## WORK TO COMPLETE
1. From the extract on DataFlex locking, list every command DataFlex supplies for manually coding procedures that perform database updates.
2. Copy the extract on DataFlex locking from "In either case, the" up to and including "in that table.".

## EXTRACT PROVIDED
******************************

Locking prevents the second user from accessing the account until the first user releases control, guaranteeing both updates are recorded.


Databases support a variety of locking mechanisms. Locks can be applied at the row, page, or table level. Using low-level locks, such as row locks, increases concurrency by decreasing the probability that two transactions will request locks on the same piece of data at the same time.

DataFlex Locking

DataFlex programs alter data in tables either by using data-dictionaries (DDOs), or procedurally through manual coding.

Using DDOs

DDOs use the REQUEST_SAVE or REQUEST_DELETE method to modify tables. Both methods automatically implement transactions, which fully support all of the ACID property requirements.


DataFlex also supplies the following commands to manually code procedures that perform database updates:

  • BEGIN_TRANSACTION to define the beginning of a transaction

  • END_TRANSACTION to commit a transaction

  • ABORT_TRANSACTION to rollback a transaction

  • LOCK to lock the database

  • REREAD to lock the database and refresh all active buffers

  • UNLOCK to unlock the database

  • SAVERECORD to update fields with new values

In either case, the native DataFlex database only supports table level locking. This means that a lock placed on a DataFlex table prevents anybody else from updating any rows in that table.

******************************

(Data items)
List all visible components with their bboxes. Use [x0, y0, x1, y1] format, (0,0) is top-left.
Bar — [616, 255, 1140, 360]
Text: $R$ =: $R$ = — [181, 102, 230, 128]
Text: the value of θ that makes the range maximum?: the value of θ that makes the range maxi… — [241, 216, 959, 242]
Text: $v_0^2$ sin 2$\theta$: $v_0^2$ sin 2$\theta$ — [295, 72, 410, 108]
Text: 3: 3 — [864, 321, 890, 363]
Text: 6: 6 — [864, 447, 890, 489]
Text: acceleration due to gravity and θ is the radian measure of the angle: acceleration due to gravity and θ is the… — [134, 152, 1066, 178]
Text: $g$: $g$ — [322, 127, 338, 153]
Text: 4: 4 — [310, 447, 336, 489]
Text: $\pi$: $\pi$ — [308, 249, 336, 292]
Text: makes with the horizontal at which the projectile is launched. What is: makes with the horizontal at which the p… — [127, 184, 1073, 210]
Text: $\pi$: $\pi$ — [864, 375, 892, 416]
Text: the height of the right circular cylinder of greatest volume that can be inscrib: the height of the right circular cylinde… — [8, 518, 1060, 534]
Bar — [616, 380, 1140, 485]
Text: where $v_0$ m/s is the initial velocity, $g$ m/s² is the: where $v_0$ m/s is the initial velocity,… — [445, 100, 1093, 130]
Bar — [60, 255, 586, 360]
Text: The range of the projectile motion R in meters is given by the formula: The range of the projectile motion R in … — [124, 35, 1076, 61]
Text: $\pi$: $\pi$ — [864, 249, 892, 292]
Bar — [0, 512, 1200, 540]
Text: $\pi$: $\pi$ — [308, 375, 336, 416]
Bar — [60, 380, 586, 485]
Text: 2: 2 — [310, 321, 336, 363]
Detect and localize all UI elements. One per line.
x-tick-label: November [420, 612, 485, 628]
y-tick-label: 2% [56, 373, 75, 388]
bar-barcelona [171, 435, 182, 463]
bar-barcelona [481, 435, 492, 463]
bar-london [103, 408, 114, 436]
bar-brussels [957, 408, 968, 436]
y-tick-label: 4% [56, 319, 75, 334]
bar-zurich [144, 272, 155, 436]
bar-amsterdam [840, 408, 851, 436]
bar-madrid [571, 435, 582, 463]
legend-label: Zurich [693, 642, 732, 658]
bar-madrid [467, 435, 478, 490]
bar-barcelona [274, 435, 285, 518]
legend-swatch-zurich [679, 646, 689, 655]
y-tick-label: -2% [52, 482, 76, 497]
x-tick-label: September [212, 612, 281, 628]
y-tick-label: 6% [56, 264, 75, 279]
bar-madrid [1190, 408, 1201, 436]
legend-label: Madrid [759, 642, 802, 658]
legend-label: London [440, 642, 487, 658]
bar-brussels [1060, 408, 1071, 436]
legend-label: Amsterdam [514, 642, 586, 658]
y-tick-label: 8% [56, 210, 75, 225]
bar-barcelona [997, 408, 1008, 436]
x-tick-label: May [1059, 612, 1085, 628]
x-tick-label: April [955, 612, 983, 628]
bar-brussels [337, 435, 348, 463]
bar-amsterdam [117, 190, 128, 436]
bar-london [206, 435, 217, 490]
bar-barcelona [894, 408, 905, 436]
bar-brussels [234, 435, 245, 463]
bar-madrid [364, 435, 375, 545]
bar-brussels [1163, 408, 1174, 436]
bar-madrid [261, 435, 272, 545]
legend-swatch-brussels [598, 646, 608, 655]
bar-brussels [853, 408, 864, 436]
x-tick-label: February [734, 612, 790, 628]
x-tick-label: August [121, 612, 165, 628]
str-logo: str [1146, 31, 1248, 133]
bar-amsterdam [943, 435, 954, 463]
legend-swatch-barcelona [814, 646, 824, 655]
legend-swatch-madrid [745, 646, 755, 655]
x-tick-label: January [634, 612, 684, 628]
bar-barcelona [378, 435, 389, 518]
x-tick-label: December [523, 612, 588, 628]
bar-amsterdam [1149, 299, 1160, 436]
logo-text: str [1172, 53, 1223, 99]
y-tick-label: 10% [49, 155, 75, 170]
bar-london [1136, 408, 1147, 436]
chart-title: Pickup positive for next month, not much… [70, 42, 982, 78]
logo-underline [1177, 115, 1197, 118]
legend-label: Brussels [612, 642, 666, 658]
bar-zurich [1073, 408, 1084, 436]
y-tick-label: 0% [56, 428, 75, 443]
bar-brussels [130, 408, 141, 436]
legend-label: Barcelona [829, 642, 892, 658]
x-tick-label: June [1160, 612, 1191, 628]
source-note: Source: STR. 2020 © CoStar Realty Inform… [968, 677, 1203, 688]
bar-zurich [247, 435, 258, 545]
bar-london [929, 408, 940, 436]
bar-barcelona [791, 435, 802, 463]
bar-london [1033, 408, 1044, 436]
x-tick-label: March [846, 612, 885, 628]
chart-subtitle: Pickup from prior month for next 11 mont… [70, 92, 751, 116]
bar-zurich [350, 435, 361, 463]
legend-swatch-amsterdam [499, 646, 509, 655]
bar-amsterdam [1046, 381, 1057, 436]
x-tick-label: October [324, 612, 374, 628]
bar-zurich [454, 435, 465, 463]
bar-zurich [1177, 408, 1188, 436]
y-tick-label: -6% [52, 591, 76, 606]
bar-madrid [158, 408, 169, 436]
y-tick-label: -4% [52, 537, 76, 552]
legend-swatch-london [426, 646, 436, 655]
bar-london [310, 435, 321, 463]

******************************

## ANSWERS PROVIDED
1. BEGIN_TRANSACTION, END_TRANSACTION, ABORT_TRANSACTION, LOCK, REREAD, UNLOCK, SAVERECORD

2.
In either case, the native DataFlex database only supports table level locking. This means that a lock placed on a DataFlex table prevents anybody else from updating any rows in that table.